Instructions to follow: Restate the entries word for word, omitting nothing.

Raw records:
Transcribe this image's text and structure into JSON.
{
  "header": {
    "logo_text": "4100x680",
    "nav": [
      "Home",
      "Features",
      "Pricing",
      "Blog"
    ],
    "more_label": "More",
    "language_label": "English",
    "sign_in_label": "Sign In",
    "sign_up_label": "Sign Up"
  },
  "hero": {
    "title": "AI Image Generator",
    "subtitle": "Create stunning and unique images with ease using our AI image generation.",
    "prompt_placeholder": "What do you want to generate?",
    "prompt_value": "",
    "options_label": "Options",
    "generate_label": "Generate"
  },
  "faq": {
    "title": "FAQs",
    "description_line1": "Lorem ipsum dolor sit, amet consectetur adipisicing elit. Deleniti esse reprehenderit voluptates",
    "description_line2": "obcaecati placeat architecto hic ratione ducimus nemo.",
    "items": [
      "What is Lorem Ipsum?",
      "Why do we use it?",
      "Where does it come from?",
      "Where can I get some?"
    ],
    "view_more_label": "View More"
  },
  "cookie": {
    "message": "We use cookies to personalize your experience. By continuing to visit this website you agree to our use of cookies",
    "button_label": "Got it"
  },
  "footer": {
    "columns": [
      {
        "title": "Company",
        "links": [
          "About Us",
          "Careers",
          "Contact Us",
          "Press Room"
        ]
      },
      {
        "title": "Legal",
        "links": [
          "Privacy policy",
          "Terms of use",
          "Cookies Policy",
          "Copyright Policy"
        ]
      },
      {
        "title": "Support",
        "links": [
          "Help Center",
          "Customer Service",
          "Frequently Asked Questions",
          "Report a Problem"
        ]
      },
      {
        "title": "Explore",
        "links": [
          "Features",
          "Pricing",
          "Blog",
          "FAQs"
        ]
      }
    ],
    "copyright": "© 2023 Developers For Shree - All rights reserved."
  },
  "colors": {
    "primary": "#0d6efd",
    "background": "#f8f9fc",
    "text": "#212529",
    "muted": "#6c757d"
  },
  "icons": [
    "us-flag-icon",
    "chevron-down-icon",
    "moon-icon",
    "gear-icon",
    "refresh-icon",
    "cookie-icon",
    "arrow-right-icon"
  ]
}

Answer for this exercise:
Transcribe this image's text and structure into JSON.
{
  "header": {
    "logo_text": "4100x680",
    "nav": [
      "Home",
      "Features",
      "Pricing",
      "Blog"
    ],
    "more_label": "More",
    "language_label": "English",
    "sign_in_label": "Sign In",
    "sign_up_label": "Sign Up"
  },
  "hero": {
    "title": "AI Image Generator",
    "subtitle": "Create stunning and unique images with ease using our AI image generation.",
    "prompt_placeholder": "What do you want to generate?",
    "prompt_value": "",
    "options_label": "Options",
    "generate_label": "Generate"
  },
  "faq": {
    "title": "FAQs",
    "description_line1": "Lorem ipsum dolor sit, amet consectetur adipisicing elit. Deleniti esse reprehenderit voluptates",
    "description_line2": "obcaecati placeat architecto hic ratione ducimus nemo.",
    "items": [
      "What is Lorem Ipsum?",
      "Why do we use it?",
      "Where does it come from?",
      "Where can I get some?"
    ],
    "view_more_label": "View More"
  },
  "cookie": {
    "message": "We use cookies to personalize your experience. By continuing to visit this website you agree to our use of cookies",
    "button_label": "Got it"
  },
  "footer": {
    "columns": [
      {
        "title": "Company",
        "links": [
          "About Us",
          "Careers",
          "Contact Us",
          "Press Room"
        ]
      },
      {
        "title": "Legal",
        "links": [
          "Privacy policy",
          "Terms of use",
          "Cookies Policy",
          "Copyright Policy"
        ]
      },
      {
        "title": "Support",
        "links": [
          "Help Center",
          "Customer Service",
          "Frequently Asked Questions",
          "Report a Problem"
        ]
      },
      {
        "title": "Explore",
        "links": [
          "Features",
          "Pricing",
          "Blog",
          "FAQs"
        ]
      }
    ],
    "copyright": "© 2023 Developers For Shree - All rights reserved."
  },
  "colors": {
    "primary": "#0d6efd",
    "background": "#f8f9fc",
    "text": "#212529",
    "muted": "#6c757d"
  },
  "icons": [
    "us-flag-icon",
    "chevron-down-icon",
    "moon-icon",
    "gear-icon",
    "refresh-icon",
    "cookie-icon",
    "arrow-right-icon"
  ]
}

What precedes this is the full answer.